Short exercise:
Every entry must be echoed exactly.

Exercise materials:

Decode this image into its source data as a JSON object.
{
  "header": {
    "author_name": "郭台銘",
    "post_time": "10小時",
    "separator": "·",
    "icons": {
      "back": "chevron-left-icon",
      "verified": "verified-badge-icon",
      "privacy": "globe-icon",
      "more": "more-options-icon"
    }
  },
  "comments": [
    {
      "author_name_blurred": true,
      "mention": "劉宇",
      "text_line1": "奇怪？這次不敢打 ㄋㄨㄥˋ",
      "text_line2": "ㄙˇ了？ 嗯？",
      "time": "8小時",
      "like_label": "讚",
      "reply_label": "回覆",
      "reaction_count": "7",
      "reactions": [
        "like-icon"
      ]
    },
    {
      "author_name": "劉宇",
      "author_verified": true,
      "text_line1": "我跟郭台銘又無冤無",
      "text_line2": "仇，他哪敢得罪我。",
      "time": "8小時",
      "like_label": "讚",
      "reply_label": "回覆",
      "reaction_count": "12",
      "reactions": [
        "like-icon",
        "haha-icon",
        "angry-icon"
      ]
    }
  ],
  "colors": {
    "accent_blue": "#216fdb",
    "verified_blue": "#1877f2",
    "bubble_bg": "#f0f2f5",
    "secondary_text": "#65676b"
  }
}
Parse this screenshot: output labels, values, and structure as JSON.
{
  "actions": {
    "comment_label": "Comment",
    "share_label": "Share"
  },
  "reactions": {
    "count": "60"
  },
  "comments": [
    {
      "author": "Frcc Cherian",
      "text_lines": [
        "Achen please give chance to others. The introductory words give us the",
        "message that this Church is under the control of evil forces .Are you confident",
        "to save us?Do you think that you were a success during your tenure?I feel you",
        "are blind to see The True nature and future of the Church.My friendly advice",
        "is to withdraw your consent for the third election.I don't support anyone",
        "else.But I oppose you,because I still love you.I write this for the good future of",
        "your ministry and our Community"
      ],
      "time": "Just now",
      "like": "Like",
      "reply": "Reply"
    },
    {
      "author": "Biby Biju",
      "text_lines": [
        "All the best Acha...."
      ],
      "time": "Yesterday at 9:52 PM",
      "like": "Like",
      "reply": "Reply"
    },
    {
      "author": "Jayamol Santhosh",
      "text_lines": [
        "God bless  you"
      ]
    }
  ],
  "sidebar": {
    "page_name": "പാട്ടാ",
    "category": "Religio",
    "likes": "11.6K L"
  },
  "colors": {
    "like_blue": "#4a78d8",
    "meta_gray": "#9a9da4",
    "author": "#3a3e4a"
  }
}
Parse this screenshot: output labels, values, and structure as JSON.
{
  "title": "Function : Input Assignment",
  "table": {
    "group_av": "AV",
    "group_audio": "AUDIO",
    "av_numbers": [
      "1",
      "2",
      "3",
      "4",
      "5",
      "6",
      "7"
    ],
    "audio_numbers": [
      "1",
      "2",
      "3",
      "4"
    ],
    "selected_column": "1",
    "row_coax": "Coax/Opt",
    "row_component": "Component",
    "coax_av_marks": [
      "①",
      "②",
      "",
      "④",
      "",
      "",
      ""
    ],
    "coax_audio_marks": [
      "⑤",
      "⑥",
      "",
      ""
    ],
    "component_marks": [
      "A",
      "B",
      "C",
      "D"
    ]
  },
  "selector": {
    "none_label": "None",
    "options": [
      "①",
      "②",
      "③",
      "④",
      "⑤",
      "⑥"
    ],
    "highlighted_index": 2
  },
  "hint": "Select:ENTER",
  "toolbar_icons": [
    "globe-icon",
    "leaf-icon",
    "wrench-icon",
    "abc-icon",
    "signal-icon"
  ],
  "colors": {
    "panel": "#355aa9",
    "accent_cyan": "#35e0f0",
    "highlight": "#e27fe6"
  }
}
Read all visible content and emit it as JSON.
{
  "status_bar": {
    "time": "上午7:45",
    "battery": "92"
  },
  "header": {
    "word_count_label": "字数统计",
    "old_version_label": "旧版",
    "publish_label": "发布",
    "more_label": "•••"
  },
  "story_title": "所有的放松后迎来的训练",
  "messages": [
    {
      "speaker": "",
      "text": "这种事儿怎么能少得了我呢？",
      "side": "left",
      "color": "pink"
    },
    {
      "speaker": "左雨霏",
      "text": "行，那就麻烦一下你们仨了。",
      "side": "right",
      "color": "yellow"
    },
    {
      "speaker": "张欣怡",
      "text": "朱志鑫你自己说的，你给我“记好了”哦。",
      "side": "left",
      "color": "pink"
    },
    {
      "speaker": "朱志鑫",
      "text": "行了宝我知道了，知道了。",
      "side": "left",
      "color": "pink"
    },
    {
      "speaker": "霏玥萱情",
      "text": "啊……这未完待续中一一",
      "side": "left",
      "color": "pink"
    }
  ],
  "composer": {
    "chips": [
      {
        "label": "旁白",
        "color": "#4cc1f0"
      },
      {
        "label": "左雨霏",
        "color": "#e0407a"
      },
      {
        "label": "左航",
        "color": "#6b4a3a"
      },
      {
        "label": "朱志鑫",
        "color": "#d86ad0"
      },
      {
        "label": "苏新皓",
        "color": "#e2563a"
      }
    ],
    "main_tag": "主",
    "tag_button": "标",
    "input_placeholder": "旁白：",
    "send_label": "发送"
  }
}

Response for this exercise:
Decode this image into its source data as a JSON object.
{
  "header": {
    "author_name": "郭台銘",
    "post_time": "10小時",
    "separator": "·",
    "icons": {
      "back": "chevron-left-icon",
      "verified": "verified-badge-icon",
      "privacy": "globe-icon",
      "more": "more-options-icon"
    }
  },
  "comments": [
    {
      "author_name_blurred": true,
      "mention": "劉宇",
      "text_line1": "奇怪？這次不敢打 ㄋㄨㄥˋ",
      "text_line2": "ㄙˇ了？ 嗯？",
      "time": "8小時",
      "like_label": "讚",
      "reply_label": "回覆",
      "reaction_count": "7",
      "reactions": [
        "like-icon"
      ]
    },
    {
      "author_name": "劉宇",
      "author_verified": true,
      "text_line1": "我跟郭台銘又無冤無",
      "text_line2": "仇，他哪敢得罪我。",
      "time": "8小時",
      "like_label": "讚",
      "reply_label": "回覆",
      "reaction_count": "12",
      "reactions": [
        "like-icon",
        "haha-icon",
        "angry-icon"
      ]
    }
  ],
  "colors": {
    "accent_blue": "#216fdb",
    "verified_blue": "#1877f2",
    "bubble_bg": "#f0f2f5",
    "secondary_text": "#65676b"
  }
}
Parse this screenshot: output labels, values, and structure as JSON.
{
  "actions": {
    "comment_label": "Comment",
    "share_label": "Share"
  },
  "reactions": {
    "count": "60"
  },
  "comments": [
    {
      "author": "Frcc Cherian",
      "text_lines": [
        "Achen please give chance to others. The introductory words give us the",
        "message that this Church is under the control of evil forces .Are you confident",
        "to save us?Do you think that you were a success during your tenure?I feel you",
        "are blind to see The True nature and future of the Church.My friendly advice",
        "is to withdraw your consent for the third election.I don't support anyone",
        "else.But I oppose you,because I still love you.I write this for the good future of",
        "your ministry and our Community"
      ],
      "time": "Just now",
      "like": "Like",
      "reply": "Reply"
    },
    {
      "author": "Biby Biju",
      "text_lines": [
        "All the best Acha...."
      ],
      "time": "Yesterday at 9:52 PM",
      "like": "Like",
      "reply": "Reply"
    },
    {
      "author": "Jayamol Santhosh",
      "text_lines": [
        "God bless  you"
      ]
    }
  ],
  "sidebar": {
    "page_name": "പാട്ടാ",
    "category": "Religio",
    "likes": "11.6K L"
  },
  "colors": {
    "like_blue": "#4a78d8",
    "meta_gray": "#9a9da4",
    "author": "#3a3e4a"
  }
}
Parse this screenshot: output labels, values, and structure as JSON.
{
  "title": "Function : Input Assignment",
  "table": {
    "group_av": "AV",
    "group_audio": "AUDIO",
    "av_numbers": [
      "1",
      "2",
      "3",
      "4",
      "5",
      "6",
      "7"
    ],
    "audio_numbers": [
      "1",
      "2",
      "3",
      "4"
    ],
    "selected_column": "1",
    "row_coax": "Coax/Opt",
    "row_component": "Component",
    "coax_av_marks": [
      "①",
      "②",
      "",
      "④",
      "",
      "",
      ""
    ],
    "coax_audio_marks": [
      "⑤",
      "⑥",
      "",
      ""
    ],
    "component_marks": [
      "A",
      "B",
      "C",
      "D"
    ]
  },
  "selector": {
    "none_label": "None",
    "options": [
      "①",
      "②",
      "③",
      "④",
      "⑤",
      "⑥"
    ],
    "highlighted_index": 2
  },
  "hint": "Select:ENTER",
  "toolbar_icons": [
    "globe-icon",
    "leaf-icon",
    "wrench-icon",
    "abc-icon",
    "signal-icon"
  ],
  "colors": {
    "panel": "#355aa9",
    "accent_cyan": "#35e0f0",
    "highlight": "#e27fe6"
  }
}
Read all visible content and emit it as JSON.
{
  "status_bar": {
    "time": "上午7:45",
    "battery": "92"
  },
  "header": {
    "word_count_label": "字数统计",
    "old_version_label": "旧版",
    "publish_label": "发布",
    "more_label": "•••"
  },
  "story_title": "所有的放松后迎来的训练",
  "messages": [
    {
      "speaker": "",
      "text": "这种事儿怎么能少得了我呢？",
      "side": "left",
      "color": "pink"
    },
    {
      "speaker": "左雨霏",
      "text": "行，那就麻烦一下你们仨了。",
      "side": "right",
      "color": "yellow"
    },
    {
      "speaker": "张欣怡",
      "text": "朱志鑫你自己说的，你给我“记好了”哦。",
      "side": "left",
      "color": "pink"
    },
    {
      "speaker": "朱志鑫",
      "text": "行了宝我知道了，知道了。",
      "side": "left",
      "color": "pink"
    },
    {
      "speaker": "霏玥萱情",
      "text": "啊……这未完待续中一一",
      "side": "left",
      "color": "pink"
    }
  ],
  "composer": {
    "chips": [
      {
        "label": "旁白",
        "color": "#4cc1f0"
      },
      {
        "label": "左雨霏",
        "color": "#e0407a"
      },
      {
        "label": "左航",
        "color": "#6b4a3a"
      },
      {
        "label": "朱志鑫",
        "color": "#d86ad0"
      },
      {
        "label": "苏新皓",
        "color": "#e2563a"
      }
    ],
    "main_tag": "主",
    "tag_button": "标",
    "input_placeholder": "旁白：",
    "send_label": "发送"
  }
}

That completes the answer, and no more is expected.